* [Exercise brief] Please put the following lines into a numbered list, leaving out any blank lines.

* [Given data]
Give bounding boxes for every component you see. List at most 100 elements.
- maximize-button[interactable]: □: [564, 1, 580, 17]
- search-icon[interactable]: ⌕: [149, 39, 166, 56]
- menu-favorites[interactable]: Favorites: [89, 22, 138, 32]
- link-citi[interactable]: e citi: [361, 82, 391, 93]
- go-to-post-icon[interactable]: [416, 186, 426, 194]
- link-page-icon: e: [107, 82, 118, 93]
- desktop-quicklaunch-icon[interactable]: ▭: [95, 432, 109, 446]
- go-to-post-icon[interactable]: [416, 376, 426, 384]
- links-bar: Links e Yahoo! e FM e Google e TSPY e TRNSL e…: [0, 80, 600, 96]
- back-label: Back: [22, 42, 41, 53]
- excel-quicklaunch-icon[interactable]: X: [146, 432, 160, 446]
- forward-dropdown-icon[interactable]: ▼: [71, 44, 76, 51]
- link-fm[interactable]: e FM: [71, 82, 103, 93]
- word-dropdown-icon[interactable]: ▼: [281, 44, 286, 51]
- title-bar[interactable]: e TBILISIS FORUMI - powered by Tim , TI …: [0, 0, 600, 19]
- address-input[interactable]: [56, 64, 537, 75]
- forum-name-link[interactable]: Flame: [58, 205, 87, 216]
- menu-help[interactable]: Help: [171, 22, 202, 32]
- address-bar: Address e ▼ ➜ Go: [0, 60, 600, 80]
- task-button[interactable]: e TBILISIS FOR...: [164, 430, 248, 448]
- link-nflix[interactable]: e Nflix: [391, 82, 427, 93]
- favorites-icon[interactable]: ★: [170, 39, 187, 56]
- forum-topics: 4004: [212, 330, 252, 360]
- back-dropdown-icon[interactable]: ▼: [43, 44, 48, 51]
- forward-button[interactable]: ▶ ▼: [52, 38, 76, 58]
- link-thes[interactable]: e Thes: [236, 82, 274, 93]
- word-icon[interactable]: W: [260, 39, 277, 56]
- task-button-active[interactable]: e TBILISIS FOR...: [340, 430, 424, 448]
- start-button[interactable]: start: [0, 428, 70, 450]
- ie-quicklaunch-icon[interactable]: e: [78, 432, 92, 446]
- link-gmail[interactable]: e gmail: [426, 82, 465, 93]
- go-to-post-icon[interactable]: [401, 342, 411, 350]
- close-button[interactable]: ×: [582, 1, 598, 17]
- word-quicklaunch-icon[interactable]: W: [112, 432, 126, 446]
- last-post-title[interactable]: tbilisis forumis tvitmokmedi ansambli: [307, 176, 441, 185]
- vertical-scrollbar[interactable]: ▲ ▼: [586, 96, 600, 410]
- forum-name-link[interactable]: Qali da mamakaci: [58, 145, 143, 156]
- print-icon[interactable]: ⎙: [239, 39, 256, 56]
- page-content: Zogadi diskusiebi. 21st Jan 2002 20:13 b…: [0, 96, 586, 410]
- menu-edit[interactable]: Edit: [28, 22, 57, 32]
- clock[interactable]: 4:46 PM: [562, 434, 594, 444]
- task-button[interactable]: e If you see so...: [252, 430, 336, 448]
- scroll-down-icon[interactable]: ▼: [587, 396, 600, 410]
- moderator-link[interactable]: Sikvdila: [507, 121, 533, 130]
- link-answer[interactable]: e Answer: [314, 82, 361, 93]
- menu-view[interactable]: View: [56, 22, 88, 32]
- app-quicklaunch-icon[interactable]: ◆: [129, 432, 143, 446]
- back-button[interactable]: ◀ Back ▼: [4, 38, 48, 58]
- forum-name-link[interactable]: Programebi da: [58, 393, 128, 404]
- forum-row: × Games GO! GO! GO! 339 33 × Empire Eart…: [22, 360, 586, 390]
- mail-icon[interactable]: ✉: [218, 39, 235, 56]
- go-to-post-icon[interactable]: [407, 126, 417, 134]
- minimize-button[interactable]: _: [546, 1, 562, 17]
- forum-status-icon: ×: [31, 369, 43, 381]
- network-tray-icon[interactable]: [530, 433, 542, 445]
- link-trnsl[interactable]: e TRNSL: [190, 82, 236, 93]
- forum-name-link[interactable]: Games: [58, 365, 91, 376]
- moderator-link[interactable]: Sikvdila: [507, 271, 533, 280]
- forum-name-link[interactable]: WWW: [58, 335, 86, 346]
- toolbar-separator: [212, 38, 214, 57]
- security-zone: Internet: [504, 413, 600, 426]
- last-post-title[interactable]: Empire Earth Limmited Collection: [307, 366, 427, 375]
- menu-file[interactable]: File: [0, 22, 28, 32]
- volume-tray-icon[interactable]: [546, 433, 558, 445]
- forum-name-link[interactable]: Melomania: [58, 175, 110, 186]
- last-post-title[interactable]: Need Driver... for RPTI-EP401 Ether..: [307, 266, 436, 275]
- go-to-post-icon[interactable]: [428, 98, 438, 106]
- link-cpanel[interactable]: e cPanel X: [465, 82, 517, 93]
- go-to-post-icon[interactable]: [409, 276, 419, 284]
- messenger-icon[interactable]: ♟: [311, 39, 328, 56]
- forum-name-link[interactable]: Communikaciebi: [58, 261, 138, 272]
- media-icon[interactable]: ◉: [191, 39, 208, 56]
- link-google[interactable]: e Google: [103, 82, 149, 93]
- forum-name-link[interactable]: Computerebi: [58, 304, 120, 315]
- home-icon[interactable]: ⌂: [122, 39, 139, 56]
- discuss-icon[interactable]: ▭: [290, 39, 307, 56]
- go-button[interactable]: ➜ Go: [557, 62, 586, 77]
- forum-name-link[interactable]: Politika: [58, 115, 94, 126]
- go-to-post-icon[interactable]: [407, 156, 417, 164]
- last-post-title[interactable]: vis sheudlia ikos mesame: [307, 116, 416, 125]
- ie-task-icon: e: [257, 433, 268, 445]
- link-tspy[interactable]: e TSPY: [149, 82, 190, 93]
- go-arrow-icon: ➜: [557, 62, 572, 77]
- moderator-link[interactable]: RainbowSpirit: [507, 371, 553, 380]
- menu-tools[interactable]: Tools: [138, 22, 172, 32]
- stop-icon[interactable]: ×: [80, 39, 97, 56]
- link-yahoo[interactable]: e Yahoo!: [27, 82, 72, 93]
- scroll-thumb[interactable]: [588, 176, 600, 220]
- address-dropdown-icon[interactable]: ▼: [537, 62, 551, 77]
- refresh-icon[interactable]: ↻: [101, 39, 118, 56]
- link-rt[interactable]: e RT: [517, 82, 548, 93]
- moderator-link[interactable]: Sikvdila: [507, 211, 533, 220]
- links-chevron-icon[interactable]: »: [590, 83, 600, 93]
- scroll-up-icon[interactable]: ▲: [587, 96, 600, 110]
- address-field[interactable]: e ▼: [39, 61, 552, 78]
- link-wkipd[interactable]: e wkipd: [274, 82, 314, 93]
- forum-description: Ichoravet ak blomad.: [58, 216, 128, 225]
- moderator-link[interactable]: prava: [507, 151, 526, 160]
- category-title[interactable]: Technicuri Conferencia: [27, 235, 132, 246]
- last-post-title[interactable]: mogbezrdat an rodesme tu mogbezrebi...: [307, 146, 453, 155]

* [Written answer]
1. Give bounding boxes for every component you see. List at most 100 elements.
2. - maximize-button[interactable]: □: [564, 1, 580, 17]
3. - search-icon[interactable]: ⌕: [149, 39, 166, 56]
4. - menu-favorites[interactable]: Favorites: [89, 22, 138, 32]
5. - link-citi[interactable]: e citi: [361, 82, 391, 93]
6. - go-to-post-icon[interactable]: [416, 186, 426, 194]
7. - link-page-icon: e: [107, 82, 118, 93]
8. - desktop-quicklaunch-icon[interactable]: ▭: [95, 432, 109, 446]
9. - go-to-post-icon[interactable]: [416, 376, 426, 384]
10. - links-bar: Links e Yahoo! e FM e Google e TSPY e TRNSL e…: [0, 80, 600, 96]
11. - back-label: Back: [22, 42, 41, 53]
12. - excel-quicklaunch-icon[interactable]: X: [146, 432, 160, 446]
13. - forward-dropdown-icon[interactable]: ▼: [71, 44, 76, 51]
14. - link-fm[interactable]: e FM: [71, 82, 103, 93]
15. - word-dropdown-icon[interactable]: ▼: [281, 44, 286, 51]
16. - title-bar[interactable]: e TBILISIS FORUMI - powered by Tim , TI …: [0, 0, 600, 19]
17. - address-input[interactable]: [56, 64, 537, 75]
18. - forum-name-link[interactable]: Flame: [58, 205, 87, 216]
19. - menu-help[interactable]: Help: [171, 22, 202, 32]
20. - address-bar: Address e ▼ ➜ Go: [0, 60, 600, 80]
21. - task-button[interactable]: e TBILISIS FOR...: [164, 430, 248, 448]
22. - link-nflix[interactable]: e Nflix: [391, 82, 427, 93]
23. - favorites-icon[interactable]: ★: [170, 39, 187, 56]
24. - forum-topics: 4004: [212, 330, 252, 360]
25. - back-dropdown-icon[interactable]: ▼: [43, 44, 48, 51]
26. - forward-button[interactable]: ▶ ▼: [52, 38, 76, 58]
27. - link-thes[interactable]: e Thes: [236, 82, 274, 93]
28. - word-icon[interactable]: W: [260, 39, 277, 56]
29. - task-button-active[interactable]: e TBILISIS FOR...: [340, 430, 424, 448]
30. - start-button[interactable]: start: [0, 428, 70, 450]
31. - ie-quicklaunch-icon[interactable]: e: [78, 432, 92, 446]
32. - link-gmail[interactable]: e gmail: [426, 82, 465, 93]
33. - go-to-post-icon[interactable]: [401, 342, 411, 350]
34. - close-button[interactable]: ×: [582, 1, 598, 17]
35. - word-quicklaunch-icon[interactable]: W: [112, 432, 126, 446]
36. - last-post-title[interactable]: tbilisis forumis tvitmokmedi ansambli: [307, 176, 441, 185]
37. - vertical-scrollbar[interactable]: ▲ ▼: [586, 96, 600, 410]
38. - forum-name-link[interactable]: Qali da mamakaci: [58, 145, 143, 156]
39. - print-icon[interactable]: ⎙: [239, 39, 256, 56]
40. - page-content: Zogadi diskusiebi. 21st Jan 2002 20:13 b…: [0, 96, 586, 410]
41. - menu-edit[interactable]: Edit: [28, 22, 57, 32]
42. - clock[interactable]: 4:46 PM: [562, 434, 594, 444]
43. - task-button[interactable]: e If you see so...: [252, 430, 336, 448]
44. - scroll-down-icon[interactable]: ▼: [587, 396, 600, 410]
45. - moderator-link[interactable]: Sikvdila: [507, 121, 533, 130]
46. - link-answer[interactable]: e Answer: [314, 82, 361, 93]
47. - menu-view[interactable]: View: [56, 22, 88, 32]
48. - app-quicklaunch-icon[interactable]: ◆: [129, 432, 143, 446]
49. - back-button[interactable]: ◀ Back ▼: [4, 38, 48, 58]
50. - forum-name-link[interactable]: Programebi da: [58, 393, 128, 404]
51. - forum-row: × Games GO! GO! GO! 339 33 × Empire Eart…: [22, 360, 586, 390]
52. - mail-icon[interactable]: ✉: [218, 39, 235, 56]
53. - go-to-post-icon[interactable]: [407, 126, 417, 134]
54. - minimize-button[interactable]: _: [546, 1, 562, 17]
55. - forum-status-icon: ×: [31, 369, 43, 381]
56. - network-tray-icon[interactable]: [530, 433, 542, 445]
57. - link-trnsl[interactable]: e TRNSL: [190, 82, 236, 93]
58. - forum-name-link[interactable]: Games: [58, 365, 91, 376]
59. - moderator-link[interactable]: Sikvdila: [507, 271, 533, 280]
60. - forum-name-link[interactable]: WWW: [58, 335, 86, 346]
61. - toolbar-separator: [212, 38, 214, 57]
62. - security-zone: Internet: [504, 413, 600, 426]
63. - last-post-title[interactable]: Empire Earth Limmited Collection: [307, 366, 427, 375]
64. - menu-file[interactable]: File: [0, 22, 28, 32]
65. - volume-tray-icon[interactable]: [546, 433, 558, 445]
66. - forum-name-link[interactable]: Melomania: [58, 175, 110, 186]
67. - last-post-title[interactable]: Need Driver... for RPTI-EP401 Ether..: [307, 266, 436, 275]
68. - go-to-post-icon[interactable]: [428, 98, 438, 106]
69. - link-cpanel[interactable]: e cPanel X: [465, 82, 517, 93]
70. - go-to-post-icon[interactable]: [409, 276, 419, 284]
71. - messenger-icon[interactable]: ♟: [311, 39, 328, 56]
72. - forum-name-link[interactable]: Communikaciebi: [58, 261, 138, 272]
73. - media-icon[interactable]: ◉: [191, 39, 208, 56]
74. - link-google[interactable]: e Google: [103, 82, 149, 93]
75. - forum-name-link[interactable]: Computerebi: [58, 304, 120, 315]
76. - home-icon[interactable]: ⌂: [122, 39, 139, 56]
77. - discuss-icon[interactable]: ▭: [290, 39, 307, 56]
78. - go-button[interactable]: ➜ Go: [557, 62, 586, 77]
79. - forum-name-link[interactable]: Politika: [58, 115, 94, 126]
80. - go-to-post-icon[interactable]: [407, 156, 417, 164]
81. - last-post-title[interactable]: vis sheudlia ikos mesame: [307, 116, 416, 125]
82. - ie-task-icon: e: [257, 433, 268, 445]
83. - link-tspy[interactable]: e TSPY: [149, 82, 190, 93]
84. - go-arrow-icon: ➜: [557, 62, 572, 77]
85. - moderator-link[interactable]: RainbowSpirit: [507, 371, 553, 380]
86. - menu-tools[interactable]: Tools: [138, 22, 172, 32]
87. - stop-icon[interactable]: ×: [80, 39, 97, 56]
88. - link-yahoo[interactable]: e Yahoo!: [27, 82, 72, 93]
89. - scroll-thumb[interactable]: [588, 176, 600, 220]
90. - address-dropdown-icon[interactable]: ▼: [537, 62, 551, 77]
91. - refresh-icon[interactable]: ↻: [101, 39, 118, 56]
92. - link-rt[interactable]: e RT: [517, 82, 548, 93]
93. - moderator-link[interactable]: Sikvdila: [507, 211, 533, 220]
94. - links-chevron-icon[interactable]: »: [590, 83, 600, 93]
95. - scroll-up-icon[interactable]: ▲: [587, 96, 600, 110]
96. - address-field[interactable]: e ▼: [39, 61, 552, 78]
97. - link-wkipd[interactable]: e wkipd: [274, 82, 314, 93]
98. - forum-description: Ichoravet ak blomad.: [58, 216, 128, 225]
99. - moderator-link[interactable]: prava: [507, 151, 526, 160]
100. - category-title[interactable]: Technicuri Conferencia: [27, 235, 132, 246]
101. - last-post-title[interactable]: mogbezrdat an rodesme tu mogbezrebi...: [307, 146, 453, 155]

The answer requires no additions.